Restate every entry word for word.

-- Start RECORDS FOR THIS TASK --

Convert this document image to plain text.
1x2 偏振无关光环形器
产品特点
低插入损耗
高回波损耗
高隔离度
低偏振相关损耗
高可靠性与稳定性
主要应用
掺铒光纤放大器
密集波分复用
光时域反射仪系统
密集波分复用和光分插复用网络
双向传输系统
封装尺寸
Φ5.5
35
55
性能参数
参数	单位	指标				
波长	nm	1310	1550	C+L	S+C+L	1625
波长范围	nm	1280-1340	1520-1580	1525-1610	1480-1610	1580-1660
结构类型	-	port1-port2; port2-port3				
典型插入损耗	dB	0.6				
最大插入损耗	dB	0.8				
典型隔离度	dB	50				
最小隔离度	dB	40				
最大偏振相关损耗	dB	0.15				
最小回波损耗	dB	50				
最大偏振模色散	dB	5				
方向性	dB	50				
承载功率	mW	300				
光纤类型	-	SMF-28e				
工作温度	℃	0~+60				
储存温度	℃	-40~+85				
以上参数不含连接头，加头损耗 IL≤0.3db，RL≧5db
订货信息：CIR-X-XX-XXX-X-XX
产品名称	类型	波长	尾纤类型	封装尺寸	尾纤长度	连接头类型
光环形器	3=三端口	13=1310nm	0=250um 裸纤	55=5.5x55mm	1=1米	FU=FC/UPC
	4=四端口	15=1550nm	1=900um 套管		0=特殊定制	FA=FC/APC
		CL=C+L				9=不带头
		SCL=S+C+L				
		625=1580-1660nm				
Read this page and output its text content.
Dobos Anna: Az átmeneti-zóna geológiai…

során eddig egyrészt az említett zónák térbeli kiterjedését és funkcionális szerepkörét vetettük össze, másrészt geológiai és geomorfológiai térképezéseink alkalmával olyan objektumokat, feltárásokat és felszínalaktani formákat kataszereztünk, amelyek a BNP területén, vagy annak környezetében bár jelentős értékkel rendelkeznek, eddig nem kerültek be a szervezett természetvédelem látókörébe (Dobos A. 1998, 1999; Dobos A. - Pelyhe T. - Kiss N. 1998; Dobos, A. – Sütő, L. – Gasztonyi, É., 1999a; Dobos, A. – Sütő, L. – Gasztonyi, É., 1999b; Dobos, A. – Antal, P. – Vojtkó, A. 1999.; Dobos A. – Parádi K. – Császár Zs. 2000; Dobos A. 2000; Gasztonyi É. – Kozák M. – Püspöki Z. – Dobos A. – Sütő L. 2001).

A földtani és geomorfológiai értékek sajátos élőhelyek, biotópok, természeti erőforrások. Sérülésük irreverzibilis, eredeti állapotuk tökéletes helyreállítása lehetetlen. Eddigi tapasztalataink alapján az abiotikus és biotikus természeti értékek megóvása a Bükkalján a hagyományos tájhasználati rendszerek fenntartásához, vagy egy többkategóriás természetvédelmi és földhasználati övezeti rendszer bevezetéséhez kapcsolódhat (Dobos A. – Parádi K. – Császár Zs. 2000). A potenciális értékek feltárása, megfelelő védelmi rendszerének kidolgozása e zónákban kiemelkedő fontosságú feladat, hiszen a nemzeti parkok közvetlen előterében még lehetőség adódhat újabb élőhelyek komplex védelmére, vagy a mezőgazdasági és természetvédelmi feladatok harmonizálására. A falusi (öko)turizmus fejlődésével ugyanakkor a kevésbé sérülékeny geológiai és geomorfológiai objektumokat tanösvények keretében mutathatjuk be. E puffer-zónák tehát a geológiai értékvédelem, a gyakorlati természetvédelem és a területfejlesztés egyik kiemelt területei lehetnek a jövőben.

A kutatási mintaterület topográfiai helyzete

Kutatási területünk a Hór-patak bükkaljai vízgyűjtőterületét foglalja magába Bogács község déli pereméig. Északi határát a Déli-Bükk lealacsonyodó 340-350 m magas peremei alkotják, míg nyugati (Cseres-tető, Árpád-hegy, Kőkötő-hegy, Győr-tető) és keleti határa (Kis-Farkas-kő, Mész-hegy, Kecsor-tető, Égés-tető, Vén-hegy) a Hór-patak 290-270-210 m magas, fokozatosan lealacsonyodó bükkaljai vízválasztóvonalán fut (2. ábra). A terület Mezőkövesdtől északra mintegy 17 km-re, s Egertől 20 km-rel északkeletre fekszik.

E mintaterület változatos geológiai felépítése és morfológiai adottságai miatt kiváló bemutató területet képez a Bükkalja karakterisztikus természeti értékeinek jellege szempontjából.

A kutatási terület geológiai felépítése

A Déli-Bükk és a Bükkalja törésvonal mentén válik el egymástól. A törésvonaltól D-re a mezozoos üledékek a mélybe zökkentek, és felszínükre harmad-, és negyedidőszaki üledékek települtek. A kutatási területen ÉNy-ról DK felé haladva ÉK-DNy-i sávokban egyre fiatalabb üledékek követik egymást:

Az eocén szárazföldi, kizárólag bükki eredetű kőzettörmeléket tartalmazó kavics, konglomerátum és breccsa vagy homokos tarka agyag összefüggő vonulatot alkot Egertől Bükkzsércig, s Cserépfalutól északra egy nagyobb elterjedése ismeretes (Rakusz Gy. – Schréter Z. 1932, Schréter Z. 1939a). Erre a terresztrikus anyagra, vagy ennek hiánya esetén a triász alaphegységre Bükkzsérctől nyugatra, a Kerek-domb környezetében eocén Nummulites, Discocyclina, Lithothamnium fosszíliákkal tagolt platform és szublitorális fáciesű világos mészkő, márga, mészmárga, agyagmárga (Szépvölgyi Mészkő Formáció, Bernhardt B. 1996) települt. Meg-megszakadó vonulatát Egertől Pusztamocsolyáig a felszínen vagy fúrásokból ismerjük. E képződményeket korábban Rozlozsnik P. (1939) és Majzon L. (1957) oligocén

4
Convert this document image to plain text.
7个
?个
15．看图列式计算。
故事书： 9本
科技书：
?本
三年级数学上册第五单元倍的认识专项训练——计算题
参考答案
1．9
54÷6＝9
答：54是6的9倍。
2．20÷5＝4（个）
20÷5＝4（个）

-- End RECORDS FOR THIS TASK --

> **OUTPUT FOR THIS TASK**:
Convert this document image to plain text.
1x2 偏振无关光环形器
产品特点
低插入损耗
高回波损耗
高隔离度
低偏振相关损耗
高可靠性与稳定性
主要应用
掺铒光纤放大器
密集波分复用
光时域反射仪系统
密集波分复用和光分插复用网络
双向传输系统
封装尺寸
Φ5.5
35
55
性能参数
参数	单位	指标				
波长	nm	1310	1550	C+L	S+C+L	1625
波长范围	nm	1280-1340	1520-1580	1525-1610	1480-1610	1580-1660
结构类型	-	port1-port2; port2-port3				
典型插入损耗	dB	0.6				
最大插入损耗	dB	0.8				
典型隔离度	dB	50				
最小隔离度	dB	40				
最大偏振相关损耗	dB	0.15				
最小回波损耗	dB	50				
最大偏振模色散	dB	5				
方向性	dB	50				
承载功率	mW	300				
光纤类型	-	SMF-28e				
工作温度	℃	0~+60				
储存温度	℃	-40~+85				
以上参数不含连接头，加头损耗 IL≤0.3db，RL≧5db
订货信息：CIR-X-XX-XXX-X-XX
产品名称	类型	波长	尾纤类型	封装尺寸	尾纤长度	连接头类型
光环形器	3=三端口	13=1310nm	0=250um 裸纤	55=5.5x55mm	1=1米	FU=FC/UPC
	4=四端口	15=1550nm	1=900um 套管		0=特殊定制	FA=FC/APC
		CL=C+L				9=不带头
		SCL=S+C+L				
		625=1580-1660nm				
Read this page and output its text content.
Dobos Anna: Az átmeneti-zóna geológiai…

során eddig egyrészt az említett zónák térbeli kiterjedését és funkcionális szerepkörét vetettük össze, másrészt geológiai és geomorfológiai térképezéseink alkalmával olyan objektumokat, feltárásokat és felszínalaktani formákat kataszereztünk, amelyek a BNP területén, vagy annak környezetében bár jelentős értékkel rendelkeznek, eddig nem kerültek be a szervezett természetvédelem látókörébe (Dobos A. 1998, 1999; Dobos A. - Pelyhe T. - Kiss N. 1998; Dobos, A. – Sütő, L. – Gasztonyi, É., 1999a; Dobos, A. – Sütő, L. – Gasztonyi, É., 1999b; Dobos, A. – Antal, P. – Vojtkó, A. 1999.; Dobos A. – Parádi K. – Császár Zs. 2000; Dobos A. 2000; Gasztonyi É. – Kozák M. – Püspöki Z. – Dobos A. – Sütő L. 2001).

A földtani és geomorfológiai értékek sajátos élőhelyek, biotópok, természeti erőforrások. Sérülésük irreverzibilis, eredeti állapotuk tökéletes helyreállítása lehetetlen. Eddigi tapasztalataink alapján az abiotikus és biotikus természeti értékek megóvása a Bükkalján a hagyományos tájhasználati rendszerek fenntartásához, vagy egy többkategóriás természetvédelmi és földhasználati övezeti rendszer bevezetéséhez kapcsolódhat (Dobos A. – Parádi K. – Császár Zs. 2000). A potenciális értékek feltárása, megfelelő védelmi rendszerének kidolgozása e zónákban kiemelkedő fontosságú feladat, hiszen a nemzeti parkok közvetlen előterében még lehetőség adódhat újabb élőhelyek komplex védelmére, vagy a mezőgazdasági és természetvédelmi feladatok harmonizálására. A falusi (öko)turizmus fejlődésével ugyanakkor a kevésbé sérülékeny geológiai és geomorfológiai objektumokat tanösvények keretében mutathatjuk be. E puffer-zónák tehát a geológiai értékvédelem, a gyakorlati természetvédelem és a területfejlesztés egyik kiemelt területei lehetnek a jövőben.

A kutatási mintaterület topográfiai helyzete

Kutatási területünk a Hór-patak bükkaljai vízgyűjtőterületét foglalja magába Bogács község déli pereméig. Északi határát a Déli-Bükk lealacsonyodó 340-350 m magas peremei alkotják, míg nyugati (Cseres-tető, Árpád-hegy, Kőkötő-hegy, Győr-tető) és keleti határa (Kis-Farkas-kő, Mész-hegy, Kecsor-tető, Égés-tető, Vén-hegy) a Hór-patak 290-270-210 m magas, fokozatosan lealacsonyodó bükkaljai vízválasztóvonalán fut (2. ábra). A terület Mezőkövesdtől északra mintegy 17 km-re, s Egertől 20 km-rel északkeletre fekszik.

E mintaterület változatos geológiai felépítése és morfológiai adottságai miatt kiváló bemutató területet képez a Bükkalja karakterisztikus természeti értékeinek jellege szempontjából.

A kutatási terület geológiai felépítése

A Déli-Bükk és a Bükkalja törésvonal mentén válik el egymástól. A törésvonaltól D-re a mezozoos üledékek a mélybe zökkentek, és felszínükre harmad-, és negyedidőszaki üledékek települtek. A kutatási területen ÉNy-ról DK felé haladva ÉK-DNy-i sávokban egyre fiatalabb üledékek követik egymást:

Az eocén szárazföldi, kizárólag bükki eredetű kőzettörmeléket tartalmazó kavics, konglomerátum és breccsa vagy homokos tarka agyag összefüggő vonulatot alkot Egertől Bükkzsércig, s Cserépfalutól északra egy nagyobb elterjedése ismeretes (Rakusz Gy. – Schréter Z. 1932, Schréter Z. 1939a). Erre a terresztrikus anyagra, vagy ennek hiánya esetén a triász alaphegységre Bükkzsérctől nyugatra, a Kerek-domb környezetében eocén Nummulites, Discocyclina, Lithothamnium fosszíliákkal tagolt platform és szublitorális fáciesű világos mészkő, márga, mészmárga, agyagmárga (Szépvölgyi Mészkő Formáció, Bernhardt B. 1996) települt. Meg-megszakadó vonulatát Egertől Pusztamocsolyáig a felszínen vagy fúrásokból ismerjük. E képződményeket korábban Rozlozsnik P. (1939) és Majzon L. (1957) oligocén

4
Convert this document image to plain text.
7个
?个
15．看图列式计算。
故事书： 9本
科技书：
?本
三年级数学上册第五单元倍的认识专项训练——计算题
参考答案
1．9
54÷6＝9
答：54是6的9倍。
2．20÷5＝4（个）
20÷5＝4（个）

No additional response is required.